↓

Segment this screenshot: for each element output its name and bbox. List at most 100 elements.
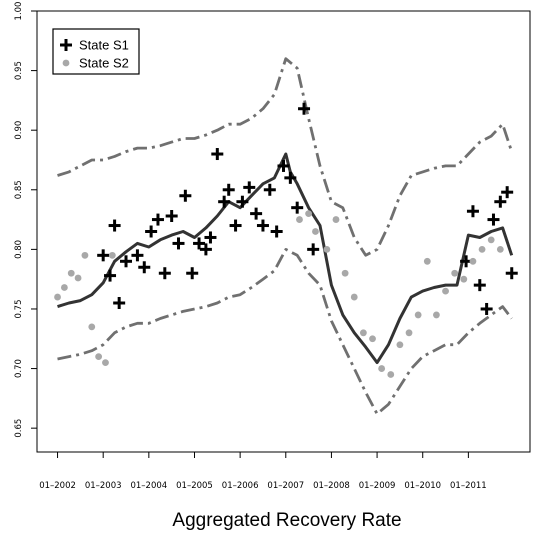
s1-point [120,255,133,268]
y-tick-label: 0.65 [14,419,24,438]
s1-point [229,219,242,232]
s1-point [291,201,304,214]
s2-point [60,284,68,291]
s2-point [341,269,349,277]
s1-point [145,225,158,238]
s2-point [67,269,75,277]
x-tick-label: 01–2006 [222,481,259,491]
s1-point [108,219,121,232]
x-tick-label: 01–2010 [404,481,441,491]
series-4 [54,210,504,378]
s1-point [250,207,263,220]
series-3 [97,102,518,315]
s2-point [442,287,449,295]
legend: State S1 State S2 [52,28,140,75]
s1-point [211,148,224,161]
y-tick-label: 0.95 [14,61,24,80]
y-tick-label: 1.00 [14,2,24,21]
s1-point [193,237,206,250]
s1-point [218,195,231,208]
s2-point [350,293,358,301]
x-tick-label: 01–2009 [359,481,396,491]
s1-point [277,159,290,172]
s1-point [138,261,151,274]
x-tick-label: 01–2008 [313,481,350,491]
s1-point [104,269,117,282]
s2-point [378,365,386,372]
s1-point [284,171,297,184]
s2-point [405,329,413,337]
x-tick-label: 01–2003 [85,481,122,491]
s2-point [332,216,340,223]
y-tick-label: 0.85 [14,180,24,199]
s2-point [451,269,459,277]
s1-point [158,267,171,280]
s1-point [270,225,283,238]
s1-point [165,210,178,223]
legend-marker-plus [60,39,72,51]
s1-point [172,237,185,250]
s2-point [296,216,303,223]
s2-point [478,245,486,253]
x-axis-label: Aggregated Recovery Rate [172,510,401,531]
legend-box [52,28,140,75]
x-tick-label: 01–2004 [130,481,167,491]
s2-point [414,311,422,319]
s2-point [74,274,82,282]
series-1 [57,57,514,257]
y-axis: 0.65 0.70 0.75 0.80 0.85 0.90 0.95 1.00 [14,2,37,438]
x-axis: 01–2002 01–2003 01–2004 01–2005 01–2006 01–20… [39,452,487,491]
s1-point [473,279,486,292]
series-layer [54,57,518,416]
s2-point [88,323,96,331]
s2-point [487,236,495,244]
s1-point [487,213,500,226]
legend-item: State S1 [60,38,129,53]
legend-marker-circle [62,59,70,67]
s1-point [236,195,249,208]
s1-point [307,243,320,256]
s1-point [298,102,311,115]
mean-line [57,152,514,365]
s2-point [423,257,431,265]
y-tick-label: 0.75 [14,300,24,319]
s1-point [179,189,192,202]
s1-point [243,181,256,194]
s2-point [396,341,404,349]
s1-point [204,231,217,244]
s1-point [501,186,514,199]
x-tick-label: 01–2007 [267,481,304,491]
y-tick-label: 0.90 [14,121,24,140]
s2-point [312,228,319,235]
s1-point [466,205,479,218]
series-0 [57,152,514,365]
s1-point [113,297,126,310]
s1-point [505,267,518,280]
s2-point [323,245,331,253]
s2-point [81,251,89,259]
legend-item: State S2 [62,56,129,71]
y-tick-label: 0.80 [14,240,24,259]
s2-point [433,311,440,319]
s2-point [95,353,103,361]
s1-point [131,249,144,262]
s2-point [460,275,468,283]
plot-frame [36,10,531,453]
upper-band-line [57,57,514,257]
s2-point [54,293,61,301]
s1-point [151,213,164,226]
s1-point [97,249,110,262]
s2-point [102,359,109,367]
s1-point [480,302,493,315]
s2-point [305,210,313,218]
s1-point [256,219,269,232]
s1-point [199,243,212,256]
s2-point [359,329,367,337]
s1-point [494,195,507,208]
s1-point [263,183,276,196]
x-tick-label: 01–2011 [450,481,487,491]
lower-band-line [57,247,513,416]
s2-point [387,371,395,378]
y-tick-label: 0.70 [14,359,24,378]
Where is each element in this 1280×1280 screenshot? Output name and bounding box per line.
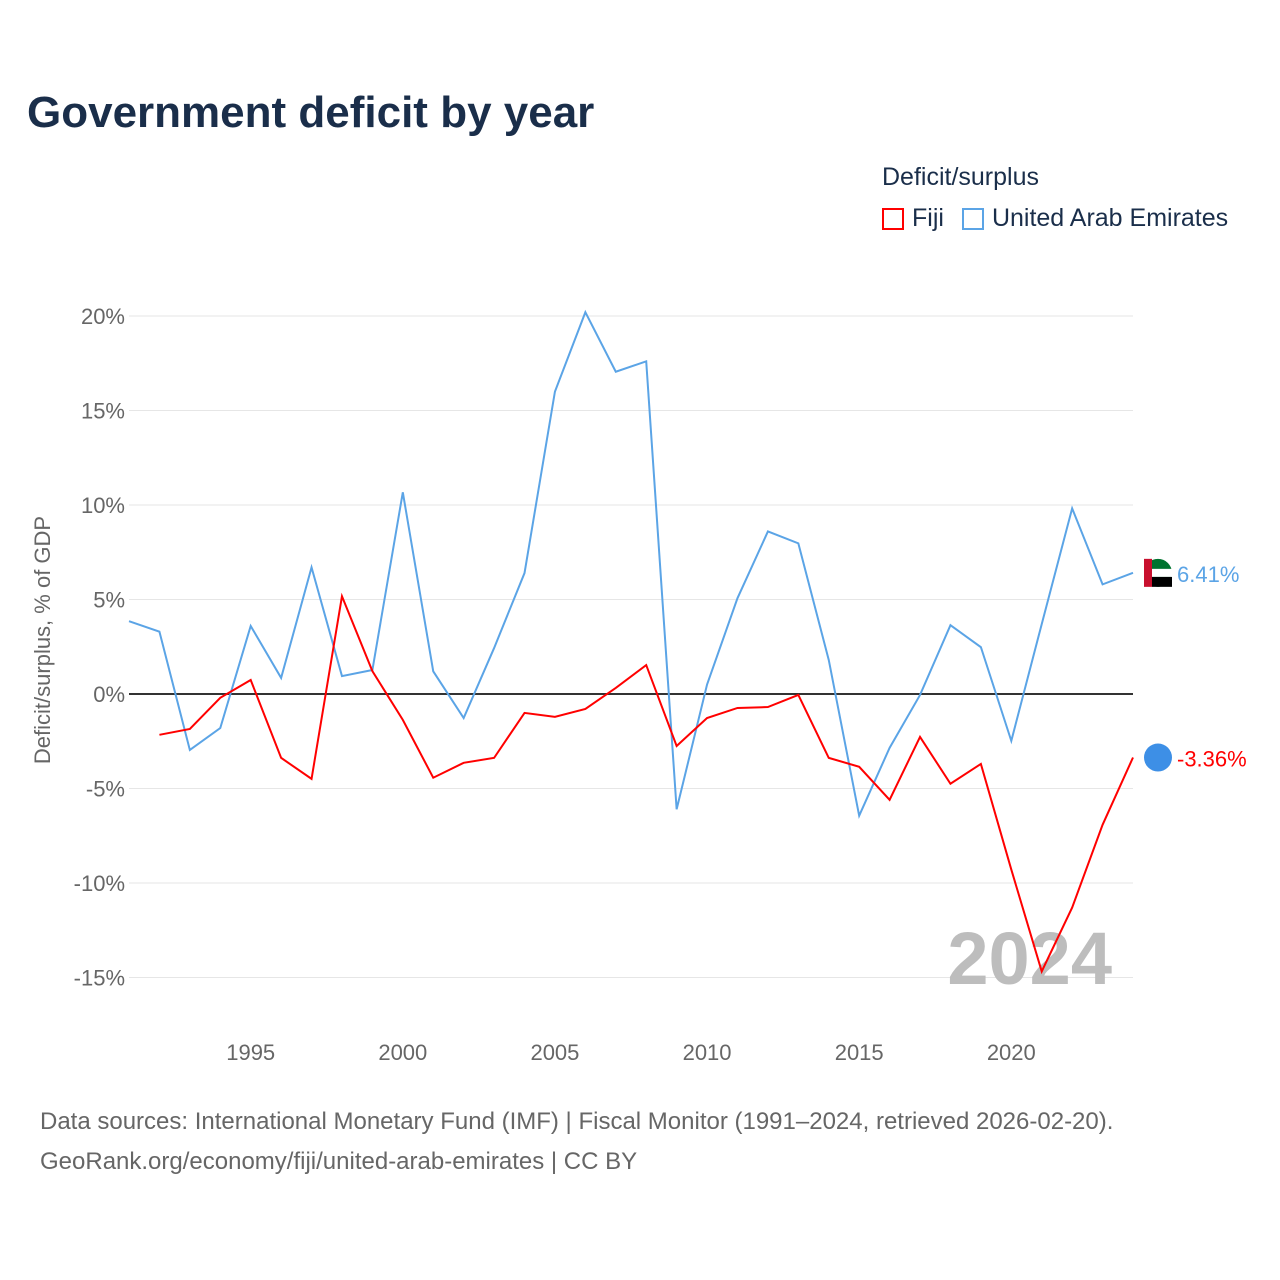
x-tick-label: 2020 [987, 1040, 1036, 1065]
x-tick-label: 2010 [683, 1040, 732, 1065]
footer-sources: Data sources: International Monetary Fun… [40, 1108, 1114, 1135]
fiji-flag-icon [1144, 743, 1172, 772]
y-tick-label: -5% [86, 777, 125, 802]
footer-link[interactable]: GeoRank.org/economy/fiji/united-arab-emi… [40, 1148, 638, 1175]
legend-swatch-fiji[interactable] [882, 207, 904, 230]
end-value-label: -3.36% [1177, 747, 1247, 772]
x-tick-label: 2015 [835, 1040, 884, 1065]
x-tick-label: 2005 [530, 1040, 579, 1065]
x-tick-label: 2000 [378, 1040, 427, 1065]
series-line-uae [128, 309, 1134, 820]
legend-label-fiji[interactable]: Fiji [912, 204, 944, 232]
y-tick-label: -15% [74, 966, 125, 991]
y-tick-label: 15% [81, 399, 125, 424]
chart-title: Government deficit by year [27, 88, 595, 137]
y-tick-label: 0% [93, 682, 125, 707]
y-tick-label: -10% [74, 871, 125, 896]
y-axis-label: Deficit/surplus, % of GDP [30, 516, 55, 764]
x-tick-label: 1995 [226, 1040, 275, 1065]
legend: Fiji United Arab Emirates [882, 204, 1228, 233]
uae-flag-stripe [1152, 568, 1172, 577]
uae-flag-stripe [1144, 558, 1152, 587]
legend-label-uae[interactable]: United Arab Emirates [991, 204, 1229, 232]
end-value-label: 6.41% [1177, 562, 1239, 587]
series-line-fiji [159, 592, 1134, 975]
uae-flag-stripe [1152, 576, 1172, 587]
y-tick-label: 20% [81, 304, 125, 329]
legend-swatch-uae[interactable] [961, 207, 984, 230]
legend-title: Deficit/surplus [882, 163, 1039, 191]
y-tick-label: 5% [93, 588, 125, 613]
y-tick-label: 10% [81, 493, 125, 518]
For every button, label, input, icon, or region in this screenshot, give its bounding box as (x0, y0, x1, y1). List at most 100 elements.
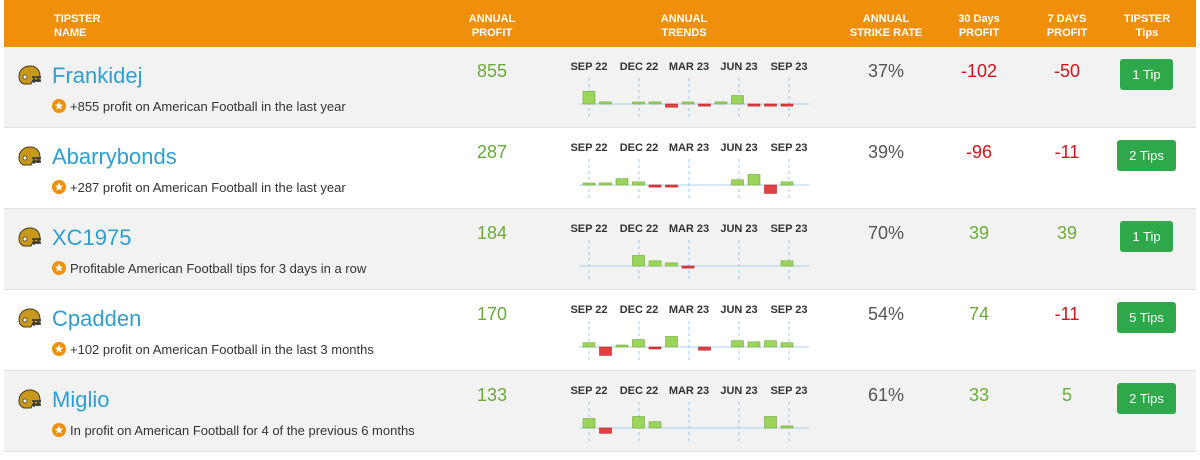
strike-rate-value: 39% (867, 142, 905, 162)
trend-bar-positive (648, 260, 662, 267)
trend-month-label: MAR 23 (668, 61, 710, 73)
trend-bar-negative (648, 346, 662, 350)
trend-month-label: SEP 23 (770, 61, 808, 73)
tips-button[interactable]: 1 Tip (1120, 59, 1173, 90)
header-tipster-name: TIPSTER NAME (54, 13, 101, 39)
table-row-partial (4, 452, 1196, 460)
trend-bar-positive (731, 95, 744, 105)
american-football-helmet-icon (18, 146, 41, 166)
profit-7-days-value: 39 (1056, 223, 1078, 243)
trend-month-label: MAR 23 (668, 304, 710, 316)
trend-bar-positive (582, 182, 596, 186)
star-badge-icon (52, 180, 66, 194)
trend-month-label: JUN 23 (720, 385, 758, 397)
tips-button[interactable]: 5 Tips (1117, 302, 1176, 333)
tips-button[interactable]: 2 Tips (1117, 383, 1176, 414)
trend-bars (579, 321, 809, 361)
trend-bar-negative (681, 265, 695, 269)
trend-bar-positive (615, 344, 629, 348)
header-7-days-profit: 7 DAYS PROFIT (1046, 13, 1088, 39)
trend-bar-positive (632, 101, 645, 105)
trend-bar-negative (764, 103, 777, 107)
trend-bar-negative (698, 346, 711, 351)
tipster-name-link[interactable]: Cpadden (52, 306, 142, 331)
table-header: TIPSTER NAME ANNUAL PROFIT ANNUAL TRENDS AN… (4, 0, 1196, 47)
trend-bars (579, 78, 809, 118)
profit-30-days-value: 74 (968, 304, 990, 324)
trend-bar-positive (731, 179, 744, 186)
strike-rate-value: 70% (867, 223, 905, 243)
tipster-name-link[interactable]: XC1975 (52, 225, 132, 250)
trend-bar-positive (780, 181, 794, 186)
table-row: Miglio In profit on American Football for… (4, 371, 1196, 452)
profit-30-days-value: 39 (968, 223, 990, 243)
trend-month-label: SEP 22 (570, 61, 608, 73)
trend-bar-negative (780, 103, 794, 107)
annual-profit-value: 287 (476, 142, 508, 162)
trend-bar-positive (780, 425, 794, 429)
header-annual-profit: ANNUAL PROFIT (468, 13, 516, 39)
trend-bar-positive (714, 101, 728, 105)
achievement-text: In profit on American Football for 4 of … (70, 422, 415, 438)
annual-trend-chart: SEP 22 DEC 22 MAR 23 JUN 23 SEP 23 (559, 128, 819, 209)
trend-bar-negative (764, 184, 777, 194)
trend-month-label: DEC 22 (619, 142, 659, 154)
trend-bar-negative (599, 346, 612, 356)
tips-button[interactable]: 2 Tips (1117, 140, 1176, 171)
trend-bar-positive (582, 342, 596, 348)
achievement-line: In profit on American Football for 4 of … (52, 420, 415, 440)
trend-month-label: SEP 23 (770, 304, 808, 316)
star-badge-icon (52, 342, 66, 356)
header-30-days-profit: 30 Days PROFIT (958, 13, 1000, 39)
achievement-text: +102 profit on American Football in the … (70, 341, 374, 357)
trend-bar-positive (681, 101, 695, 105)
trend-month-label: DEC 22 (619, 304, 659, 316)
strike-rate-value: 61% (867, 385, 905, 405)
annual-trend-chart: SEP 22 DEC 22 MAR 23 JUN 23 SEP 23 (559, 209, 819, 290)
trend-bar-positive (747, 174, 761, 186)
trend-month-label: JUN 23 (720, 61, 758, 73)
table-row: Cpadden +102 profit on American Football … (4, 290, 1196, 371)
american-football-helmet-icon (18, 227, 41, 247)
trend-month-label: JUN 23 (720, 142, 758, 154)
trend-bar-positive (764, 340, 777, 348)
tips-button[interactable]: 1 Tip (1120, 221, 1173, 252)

↑

Required task:
Transcribe the records from the line containing "strike-rate-value: 39% (867, 142, 905, 162)" through the line containing "trend-bar-negative (764, 184, 777, 194)", including both of those lines.

Full response:
strike-rate-value: 39% (867, 142, 905, 162)
trend-bar-positive (648, 260, 662, 267)
trend-month-label: MAR 23 (668, 61, 710, 73)
trend-bar-negative (648, 346, 662, 350)
trend-month-label: SEP 23 (770, 61, 808, 73)
tips-button[interactable]: 1 Tip (1120, 59, 1173, 90)
header-tipster-name: TIPSTER NAME (54, 13, 101, 39)
table-row-partial (4, 452, 1196, 460)
trend-bar-positive (731, 95, 744, 105)
american-football-helmet-icon (18, 146, 41, 166)
profit-7-days-value: 39 (1056, 223, 1078, 243)
trend-month-label: MAR 23 (668, 304, 710, 316)
trend-bar-positive (582, 182, 596, 186)
star-badge-icon (52, 180, 66, 194)
trend-month-label: JUN 23 (720, 385, 758, 397)
tips-button[interactable]: 5 Tips (1117, 302, 1176, 333)
tips-button[interactable]: 2 Tips (1117, 383, 1176, 414)
trend-bars (579, 321, 809, 361)
trend-bar-negative (681, 265, 695, 269)
trend-bar-positive (615, 344, 629, 348)
header-7-days-profit: 7 DAYS PROFIT (1046, 13, 1088, 39)
trend-bar-positive (632, 101, 645, 105)
trend-bar-negative (764, 103, 777, 107)
trend-bar-negative (698, 346, 711, 351)
tipster-name-link[interactable]: Cpadden (52, 306, 142, 331)
table-header: TIPSTER NAME ANNUAL PROFIT ANNUAL TRENDS AN… (4, 0, 1196, 47)
trend-bars (579, 78, 809, 118)
profit-30-days-value: 74 (968, 304, 990, 324)
trend-bar-positive (731, 179, 744, 186)
strike-rate-value: 70% (867, 223, 905, 243)
tipster-name-link[interactable]: XC1975 (52, 225, 132, 250)
trend-bar-positive (780, 181, 794, 186)
table-row: Miglio In profit on American Football for… (4, 371, 1196, 452)
profit-30-days-value: 39 (968, 223, 990, 243)
trend-month-label: SEP 22 (570, 61, 608, 73)
trend-bar-negative (780, 103, 794, 107)
annual-profit-value: 287 (476, 142, 508, 162)
trend-bar-positive (780, 425, 794, 429)
header-annual-profit: ANNUAL PROFIT (468, 13, 516, 39)
trend-bar-positive (714, 101, 728, 105)
achievement-text: In profit on American Football for 4 of … (70, 422, 415, 438)
annual-trend-chart: SEP 22 DEC 22 MAR 23 JUN 23 SEP 23 (559, 128, 819, 209)
trend-bar-negative (764, 184, 777, 194)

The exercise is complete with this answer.